◆ Task description ◆
Whenever a line below holds the word "организаций", copy that line.

◆ Stored records ◆
## begin

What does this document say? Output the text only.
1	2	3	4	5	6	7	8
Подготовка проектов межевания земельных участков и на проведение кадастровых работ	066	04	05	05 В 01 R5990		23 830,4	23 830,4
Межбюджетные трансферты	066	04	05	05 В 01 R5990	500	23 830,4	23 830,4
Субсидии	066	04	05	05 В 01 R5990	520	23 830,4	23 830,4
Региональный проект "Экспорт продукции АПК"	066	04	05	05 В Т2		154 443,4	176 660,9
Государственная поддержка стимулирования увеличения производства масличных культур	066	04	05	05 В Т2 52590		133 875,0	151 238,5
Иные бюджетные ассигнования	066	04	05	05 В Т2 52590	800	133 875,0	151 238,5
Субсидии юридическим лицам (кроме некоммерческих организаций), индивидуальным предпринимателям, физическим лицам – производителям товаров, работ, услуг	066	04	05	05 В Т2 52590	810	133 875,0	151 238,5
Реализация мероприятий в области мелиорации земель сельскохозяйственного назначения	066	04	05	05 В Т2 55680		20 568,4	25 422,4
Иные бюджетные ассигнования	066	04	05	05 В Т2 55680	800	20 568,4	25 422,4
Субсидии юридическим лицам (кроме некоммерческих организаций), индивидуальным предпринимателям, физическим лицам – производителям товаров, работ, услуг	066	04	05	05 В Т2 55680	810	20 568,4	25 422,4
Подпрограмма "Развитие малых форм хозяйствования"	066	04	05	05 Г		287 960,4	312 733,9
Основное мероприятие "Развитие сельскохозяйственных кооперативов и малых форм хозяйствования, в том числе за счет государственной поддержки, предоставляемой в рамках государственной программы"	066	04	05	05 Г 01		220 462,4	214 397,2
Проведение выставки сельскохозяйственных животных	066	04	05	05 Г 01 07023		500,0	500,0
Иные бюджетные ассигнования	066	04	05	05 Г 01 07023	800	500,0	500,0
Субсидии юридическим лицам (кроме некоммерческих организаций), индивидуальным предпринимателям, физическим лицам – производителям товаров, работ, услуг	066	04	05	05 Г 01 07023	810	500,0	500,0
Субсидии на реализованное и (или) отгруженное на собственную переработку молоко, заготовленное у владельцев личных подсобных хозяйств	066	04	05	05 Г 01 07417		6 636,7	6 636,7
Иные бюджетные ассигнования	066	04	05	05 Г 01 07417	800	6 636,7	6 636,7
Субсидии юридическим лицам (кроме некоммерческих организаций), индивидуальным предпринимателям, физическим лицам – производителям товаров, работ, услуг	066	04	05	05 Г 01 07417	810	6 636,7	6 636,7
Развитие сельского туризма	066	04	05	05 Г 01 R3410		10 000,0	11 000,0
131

## end

◆ Exercise response ◆
Субсидии юридическим лицам (кроме некоммерческих организаций), индивидуальным предпринимателям, физическим лицам – производителям товаров, работ, услуг	066	04	05	05 В Т2 52590	810	133 875,0	151 238,5
Субсидии юридическим лицам (кроме некоммерческих организаций), индивидуальным предпринимателям, физическим лицам – производителям товаров, работ, услуг	066	04	05	05 В Т2 55680	810	20 568,4	25 422,4
Субсидии юридическим лицам (кроме некоммерческих организаций), индивидуальным предпринимателям, физическим лицам – производителям товаров, работ, услуг	066	04	05	05 Г 01 07023	810	500,0	500,0
Субсидии юридическим лицам (кроме некоммерческих организаций), индивидуальным предпринимателям, физическим лицам – производителям товаров, работ, услуг	066	04	05	05 Г 01 07417	810	6 636,7	6 636,7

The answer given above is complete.